*The task*. Give the data again exactly as written, skipping any pictures.

··· Data section

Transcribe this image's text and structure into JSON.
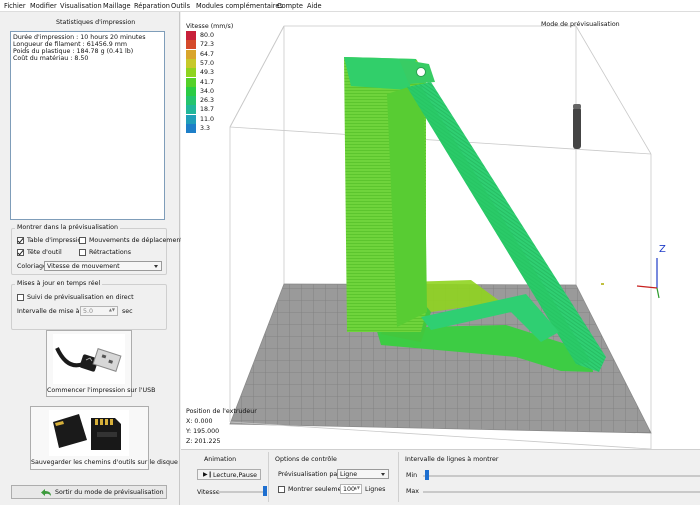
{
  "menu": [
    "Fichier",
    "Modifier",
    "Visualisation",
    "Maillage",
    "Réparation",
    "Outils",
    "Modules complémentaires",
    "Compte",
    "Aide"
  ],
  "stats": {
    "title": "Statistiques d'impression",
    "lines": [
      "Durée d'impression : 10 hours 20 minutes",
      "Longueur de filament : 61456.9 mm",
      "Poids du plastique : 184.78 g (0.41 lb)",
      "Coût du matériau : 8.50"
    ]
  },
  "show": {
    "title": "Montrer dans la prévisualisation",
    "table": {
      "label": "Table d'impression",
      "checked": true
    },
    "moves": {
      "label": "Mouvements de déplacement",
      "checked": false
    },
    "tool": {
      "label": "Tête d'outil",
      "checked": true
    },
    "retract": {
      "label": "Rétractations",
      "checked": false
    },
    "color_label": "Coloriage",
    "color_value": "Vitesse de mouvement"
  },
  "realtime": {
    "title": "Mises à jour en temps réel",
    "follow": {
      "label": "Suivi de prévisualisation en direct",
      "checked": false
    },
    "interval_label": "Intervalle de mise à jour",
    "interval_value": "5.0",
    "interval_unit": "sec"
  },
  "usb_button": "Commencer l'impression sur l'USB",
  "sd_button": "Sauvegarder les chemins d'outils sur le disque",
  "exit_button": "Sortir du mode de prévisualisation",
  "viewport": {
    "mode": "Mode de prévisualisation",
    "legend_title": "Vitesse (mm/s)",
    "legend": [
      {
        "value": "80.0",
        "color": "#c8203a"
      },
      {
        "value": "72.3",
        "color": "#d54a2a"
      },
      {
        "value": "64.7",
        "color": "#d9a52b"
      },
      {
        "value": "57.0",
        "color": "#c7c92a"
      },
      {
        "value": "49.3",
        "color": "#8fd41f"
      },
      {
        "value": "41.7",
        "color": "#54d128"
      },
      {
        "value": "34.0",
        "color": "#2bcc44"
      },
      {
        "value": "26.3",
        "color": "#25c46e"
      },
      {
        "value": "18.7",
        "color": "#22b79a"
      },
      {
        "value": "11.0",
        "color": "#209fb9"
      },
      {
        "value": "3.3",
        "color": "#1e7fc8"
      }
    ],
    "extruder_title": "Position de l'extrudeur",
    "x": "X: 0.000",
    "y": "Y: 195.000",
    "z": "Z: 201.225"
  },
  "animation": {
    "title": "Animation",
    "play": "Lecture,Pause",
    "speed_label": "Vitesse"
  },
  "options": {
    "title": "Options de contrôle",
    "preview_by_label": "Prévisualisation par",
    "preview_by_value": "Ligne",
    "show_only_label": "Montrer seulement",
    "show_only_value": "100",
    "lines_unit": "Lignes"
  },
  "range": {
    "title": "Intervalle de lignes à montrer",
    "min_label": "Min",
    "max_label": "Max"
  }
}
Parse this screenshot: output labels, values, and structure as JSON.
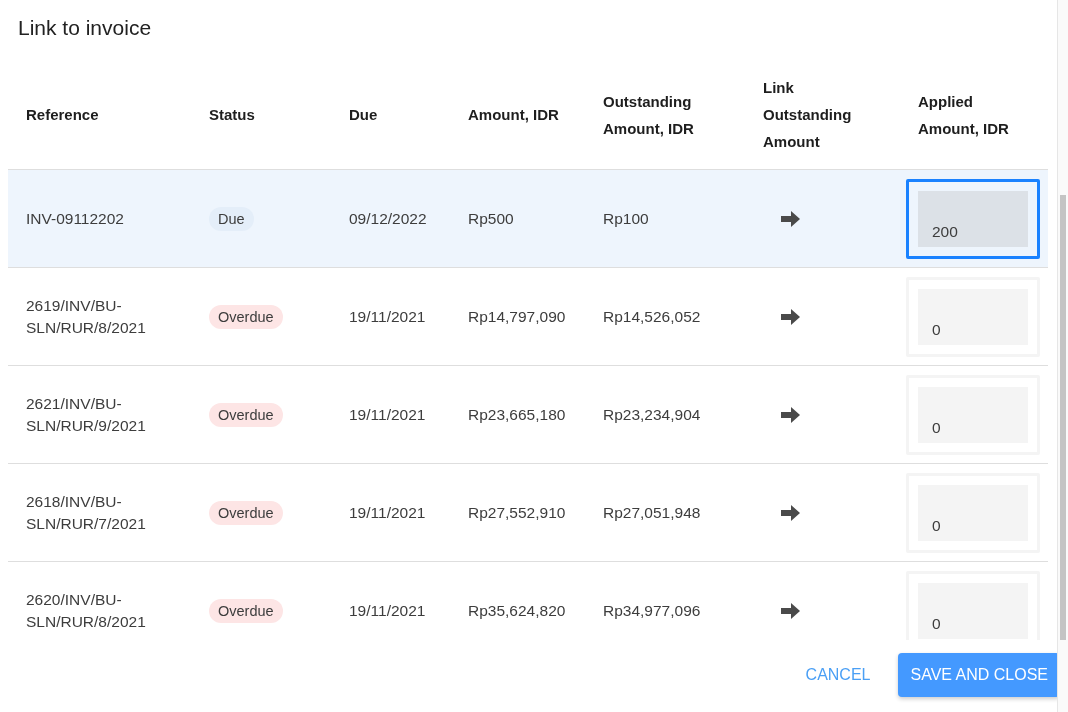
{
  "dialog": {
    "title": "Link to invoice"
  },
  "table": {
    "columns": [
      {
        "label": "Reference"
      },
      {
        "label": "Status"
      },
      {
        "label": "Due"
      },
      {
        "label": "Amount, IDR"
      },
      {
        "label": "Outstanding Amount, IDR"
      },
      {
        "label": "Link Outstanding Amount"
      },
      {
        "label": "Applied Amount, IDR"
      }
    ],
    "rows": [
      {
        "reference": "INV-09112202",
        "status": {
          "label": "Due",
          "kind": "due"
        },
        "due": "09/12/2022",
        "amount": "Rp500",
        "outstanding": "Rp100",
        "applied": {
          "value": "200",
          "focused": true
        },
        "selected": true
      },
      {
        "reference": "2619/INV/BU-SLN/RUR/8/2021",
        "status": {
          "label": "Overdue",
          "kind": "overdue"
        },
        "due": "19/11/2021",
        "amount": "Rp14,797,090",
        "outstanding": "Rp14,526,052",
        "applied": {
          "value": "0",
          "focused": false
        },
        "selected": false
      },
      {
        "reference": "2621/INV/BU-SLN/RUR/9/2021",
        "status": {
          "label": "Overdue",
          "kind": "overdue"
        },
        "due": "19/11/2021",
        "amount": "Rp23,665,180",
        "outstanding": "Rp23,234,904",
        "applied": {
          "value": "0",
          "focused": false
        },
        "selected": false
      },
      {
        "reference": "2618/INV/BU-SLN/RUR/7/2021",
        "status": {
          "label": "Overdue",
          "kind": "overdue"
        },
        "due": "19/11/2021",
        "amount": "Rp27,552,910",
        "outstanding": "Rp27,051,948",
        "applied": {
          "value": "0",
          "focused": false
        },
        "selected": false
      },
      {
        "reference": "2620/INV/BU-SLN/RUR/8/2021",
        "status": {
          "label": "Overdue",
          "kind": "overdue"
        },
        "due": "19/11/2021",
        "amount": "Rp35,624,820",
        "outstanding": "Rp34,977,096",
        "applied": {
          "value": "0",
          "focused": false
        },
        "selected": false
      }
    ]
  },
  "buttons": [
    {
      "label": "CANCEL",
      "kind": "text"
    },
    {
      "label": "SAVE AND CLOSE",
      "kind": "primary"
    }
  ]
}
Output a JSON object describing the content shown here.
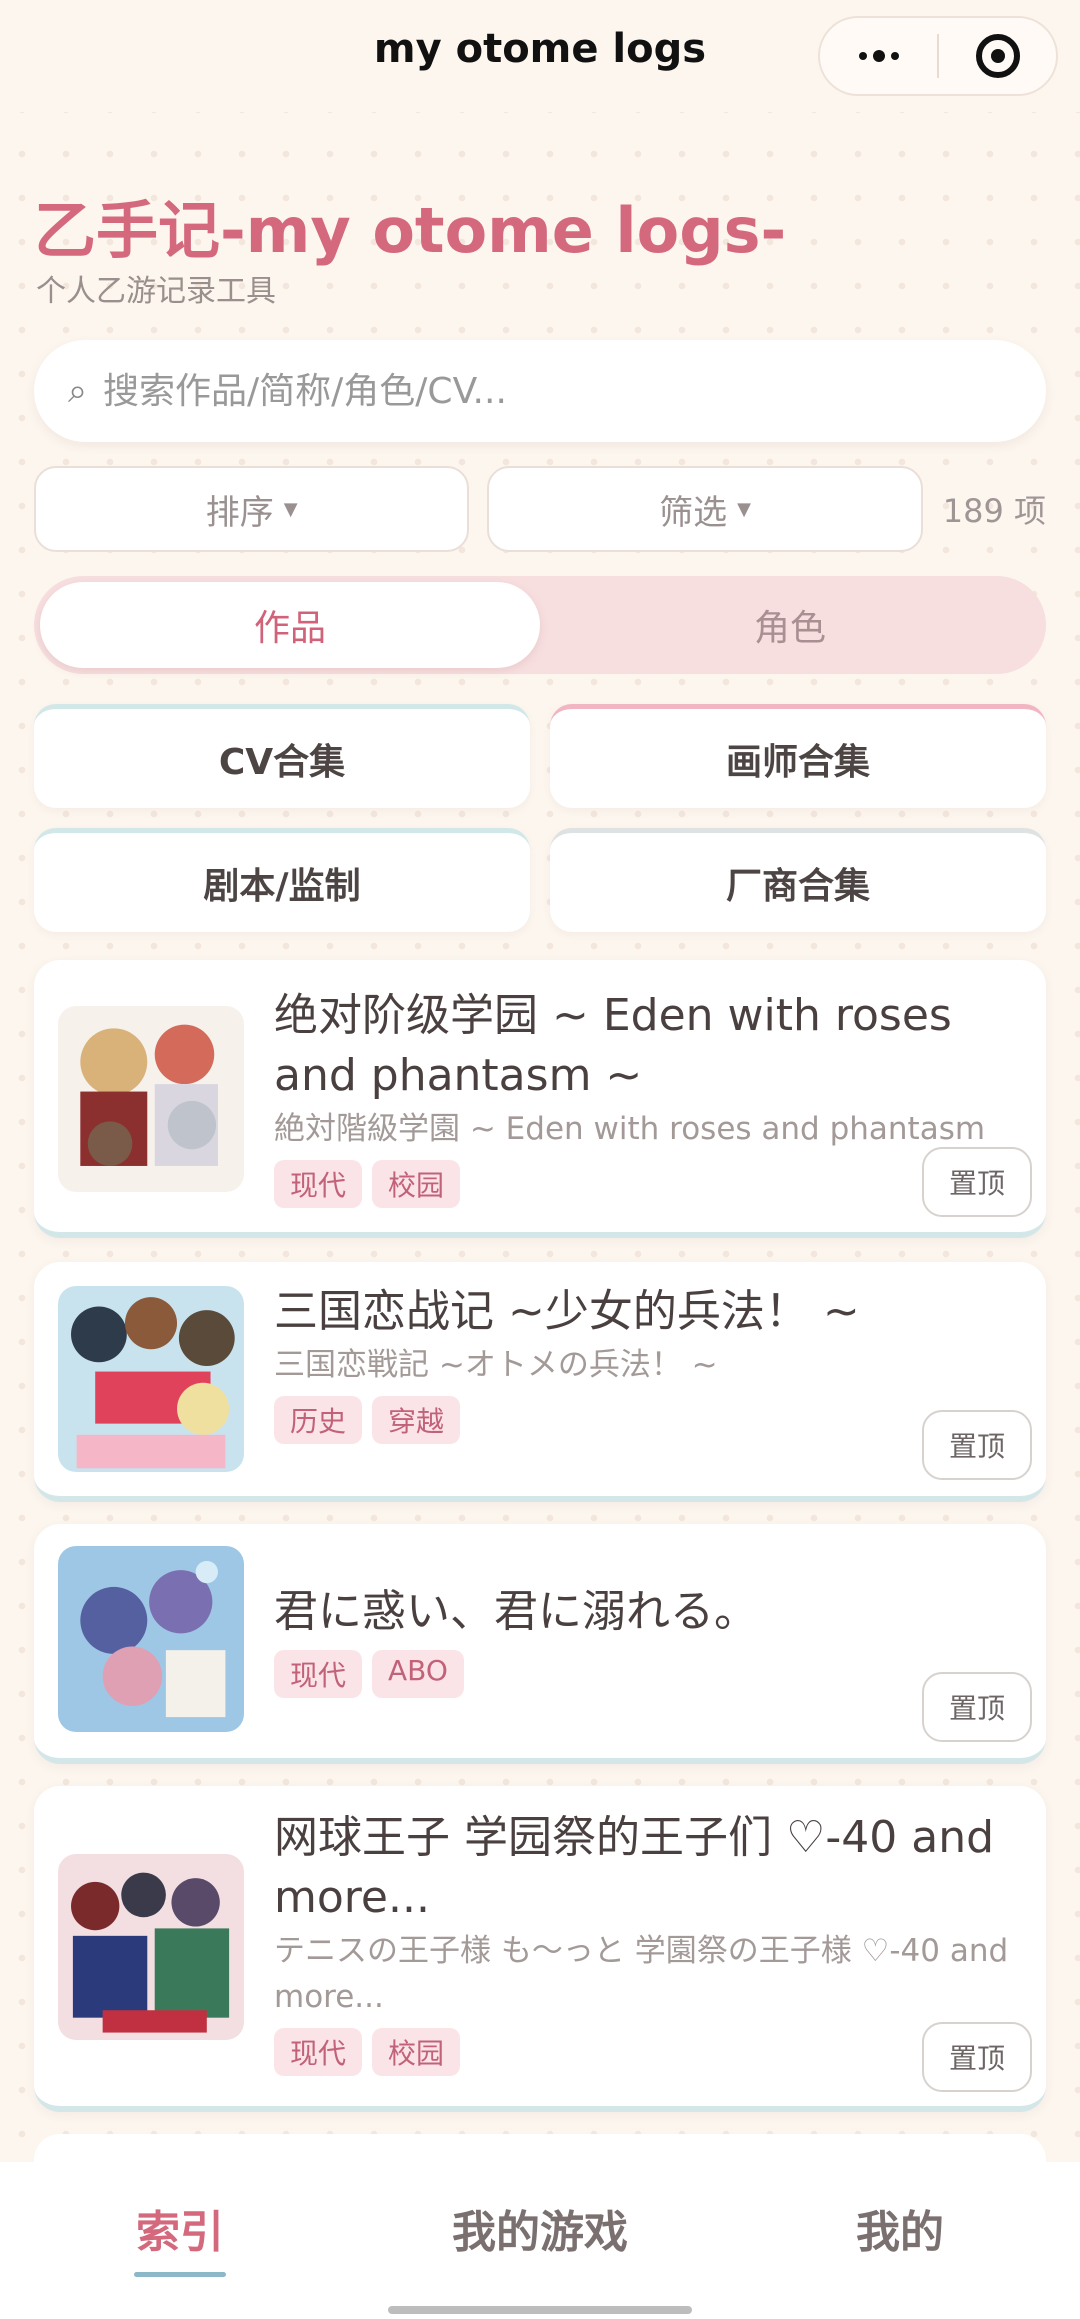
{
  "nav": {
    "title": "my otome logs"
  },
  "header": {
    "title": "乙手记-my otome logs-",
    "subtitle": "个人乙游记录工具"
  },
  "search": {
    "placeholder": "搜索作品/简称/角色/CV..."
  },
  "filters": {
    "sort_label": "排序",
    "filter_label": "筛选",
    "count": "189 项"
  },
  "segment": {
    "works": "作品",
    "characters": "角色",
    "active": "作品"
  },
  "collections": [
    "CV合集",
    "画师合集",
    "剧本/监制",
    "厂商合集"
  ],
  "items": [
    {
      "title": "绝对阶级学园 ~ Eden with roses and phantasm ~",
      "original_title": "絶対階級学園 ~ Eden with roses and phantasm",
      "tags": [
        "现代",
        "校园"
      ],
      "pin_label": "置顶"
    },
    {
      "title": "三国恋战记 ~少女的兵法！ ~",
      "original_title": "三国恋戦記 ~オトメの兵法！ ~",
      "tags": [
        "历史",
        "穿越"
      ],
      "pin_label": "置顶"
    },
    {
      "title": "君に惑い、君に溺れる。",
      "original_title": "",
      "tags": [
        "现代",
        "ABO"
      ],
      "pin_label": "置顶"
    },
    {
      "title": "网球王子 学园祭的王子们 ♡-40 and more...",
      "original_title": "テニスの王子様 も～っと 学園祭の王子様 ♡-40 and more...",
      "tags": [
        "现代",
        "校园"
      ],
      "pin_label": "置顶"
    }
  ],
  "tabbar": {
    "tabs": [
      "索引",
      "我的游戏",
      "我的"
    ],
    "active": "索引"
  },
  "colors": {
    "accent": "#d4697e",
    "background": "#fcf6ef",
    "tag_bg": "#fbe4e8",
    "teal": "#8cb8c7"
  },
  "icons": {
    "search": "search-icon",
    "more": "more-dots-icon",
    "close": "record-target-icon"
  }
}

······

*Task result*.
Transcribe this image's text and structure into JSON.
{
  "menu": [
    "Fichier",
    "Modifier",
    "Visualisation",
    "Maillage",
    "Réparation",
    "Outils",
    "Modules complémentaires",
    "Compte",
    "Aide"
  ],
  "stats": {
    "title": "Statistiques d'impression",
    "lines": [
      "Durée d'impression : 10 hours 20 minutes",
      "Longueur de filament : 61456.9 mm",
      "Poids du plastique : 184.78 g (0.41 lb)",
      "Coût du matériau : 8.50"
    ]
  },
  "show": {
    "title": "Montrer dans la prévisualisation",
    "table": {
      "label": "Table d'impression",
      "checked": true
    },
    "moves": {
      "label": "Mouvements de déplacement",
      "checked": false
    },
    "tool": {
      "label": "Tête d'outil",
      "checked": true
    },
    "retract": {
      "label": "Rétractations",
      "checked": false
    },
    "color_label": "Coloriage",
    "color_value": "Vitesse de mouvement"
  },
  "realtime": {
    "title": "Mises à jour en temps réel",
    "follow": {
      "label": "Suivi de prévisualisation en direct",
      "checked": false
    },
    "interval_label": "Intervalle de mise à jour",
    "interval_value": "5.0",
    "interval_unit": "sec"
  },
  "usb_button": "Commencer l'impression sur l'USB",
  "sd_button": "Sauvegarder les chemins d'outils sur le disque",
  "exit_button": "Sortir du mode de prévisualisation",
  "viewport": {
    "mode": "Mode de prévisualisation",
    "legend_title": "Vitesse (mm/s)",
    "legend": [
      {
        "value": "80.0",
        "color": "#c8203a"
      },
      {
        "value": "72.3",
        "color": "#d54a2a"
      },
      {
        "value": "64.7",
        "color": "#d9a52b"
      },
      {
        "value": "57.0",
        "color": "#c7c92a"
      },
      {
        "value": "49.3",
        "color": "#8fd41f"
      },
      {
        "value": "41.7",
        "color": "#54d128"
      },
      {
        "value": "34.0",
        "color": "#2bcc44"
      },
      {
        "value": "26.3",
        "color": "#25c46e"
      },
      {
        "value": "18.7",
        "color": "#22b79a"
      },
      {
        "value": "11.0",
        "color": "#209fb9"
      },
      {
        "value": "3.3",
        "color": "#1e7fc8"
      }
    ],
    "extruder_title": "Position de l'extrudeur",
    "x": "X: 0.000",
    "y": "Y: 195.000",
    "z": "Z: 201.225"
  },
  "animation": {
    "title": "Animation",
    "play": "Lecture,Pause",
    "speed_label": "Vitesse"
  },
  "options": {
    "title": "Options de contrôle",
    "preview_by_label": "Prévisualisation par",
    "preview_by_value": "Ligne",
    "show_only_label": "Montrer seulement",
    "show_only_value": "100",
    "lines_unit": "Lignes"
  },
  "range": {
    "title": "Intervalle de lignes à montrer",
    "min_label": "Min",
    "max_label": "Max"
  }
}
Parse this screenshot: output labels, values, and structure as JSON.
{
  "dialog": {
    "title": "Link to invoice"
  },
  "table": {
    "columns": [
      {
        "label": "Reference"
      },
      {
        "label": "Status"
      },
      {
        "label": "Due"
      },
      {
        "label": "Amount, IDR"
      },
      {
        "label": "Outstanding Amount, IDR"
      },
      {
        "label": "Link Outstanding Amount"
      },
      {
        "label": "Applied Amount, IDR"
      }
    ],
    "rows": [
      {
        "reference": "INV-09112202",
        "status": {
          "label": "Due",
          "kind": "due"
        },
        "due": "09/12/2022",
        "amount": "Rp500",
        "outstanding": "Rp100",
        "applied": {
          "value": "200",
          "focused": true
        },
        "selected": true
      },
      {
        "reference": "2619/INV/BU-SLN/RUR/8/2021",
        "status": {
          "label": "Overdue",
          "kind": "overdue"
        },
        "due": "19/11/2021",
        "amount": "Rp14,797,090",
        "outstanding": "Rp14,526,052",
        "applied": {
          "value": "0",
          "focused": false
        },
        "selected": false
      },
      {
        "reference": "2621/INV/BU-SLN/RUR/9/2021",
        "status": {
          "label": "Overdue",
          "kind": "overdue"
        },
        "due": "19/11/2021",
        "amount": "Rp23,665,180",
        "outstanding": "Rp23,234,904",
        "applied": {
          "value": "0",
          "focused": false
        },
        "selected": false
      },
      {
        "reference": "2618/INV/BU-SLN/RUR/7/2021",
        "status": {
          "label": "Overdue",
          "kind": "overdue"
        },
        "due": "19/11/2021",
        "amount": "Rp27,552,910",
        "outstanding": "Rp27,051,948",
        "applied": {
          "value": "0",
          "focused": false
        },
        "selected": false
      },
      {
        "reference": "2620/INV/BU-SLN/RUR/8/2021",
        "status": {
          "label": "Overdue",
          "kind": "overdue"
        },
        "due": "19/11/2021",
        "amount": "Rp35,624,820",
        "outstanding": "Rp34,977,096",
        "applied": {
          "value": "0",
          "focused": false
        },
        "selected": false
      }
    ]
  },
  "buttons": [
    {
      "label": "CANCEL",
      "kind": "text"
    },
    {
      "label": "SAVE AND CLOSE",
      "kind": "primary"
    }
  ]
}
Output a JSON object describing the content shown here.
{
  "nav": {
    "title": "my otome logs"
  },
  "header": {
    "title": "乙手记-my otome logs-",
    "subtitle": "个人乙游记录工具"
  },
  "search": {
    "placeholder": "搜索作品/简称/角色/CV..."
  },
  "filters": {
    "sort_label": "排序",
    "filter_label": "筛选",
    "count": "189 项"
  },
  "segment": {
    "works": "作品",
    "characters": "角色",
    "active": "作品"
  },
  "collections": [
    "CV合集",
    "画师合集",
    "剧本/监制",
    "厂商合集"
  ],
  "items": [
    {
      "title": "绝对阶级学园 ~ Eden with roses and phantasm ~",
      "original_title": "絶対階級学園 ~ Eden with roses and phantasm",
      "tags": [
        "现代",
        "校园"
      ],
      "pin_label": "置顶"
    },
    {
      "title": "三国恋战记 ~少女的兵法！ ~",
      "original_title": "三国恋戦記 ~オトメの兵法！ ~",
      "tags": [
        "历史",
        "穿越"
      ],
      "pin_label": "置顶"
    },
    {
      "title": "君に惑い、君に溺れる。",
      "original_title": "",
      "tags": [
        "现代",
        "ABO"
      ],
      "pin_label": "置顶"
    },
    {
      "title": "网球王子 学园祭的王子们 ♡-40 and more...",
      "original_title": "テニスの王子様 も～っと 学園祭の王子様 ♡-40 and more...",
      "tags": [
        "现代",
        "校园"
      ],
      "pin_label": "置顶"
    }
  ],
  "tabbar": {
    "tabs": [
      "索引",
      "我的游戏",
      "我的"
    ],
    "active": "索引"
  },
  "colors": {
    "accent": "#d4697e",
    "background": "#fcf6ef",
    "tag_bg": "#fbe4e8",
    "teal": "#8cb8c7"
  },
  "icons": {
    "search": "search-icon",
    "more": "more-dots-icon",
    "close": "record-target-icon"
  }
}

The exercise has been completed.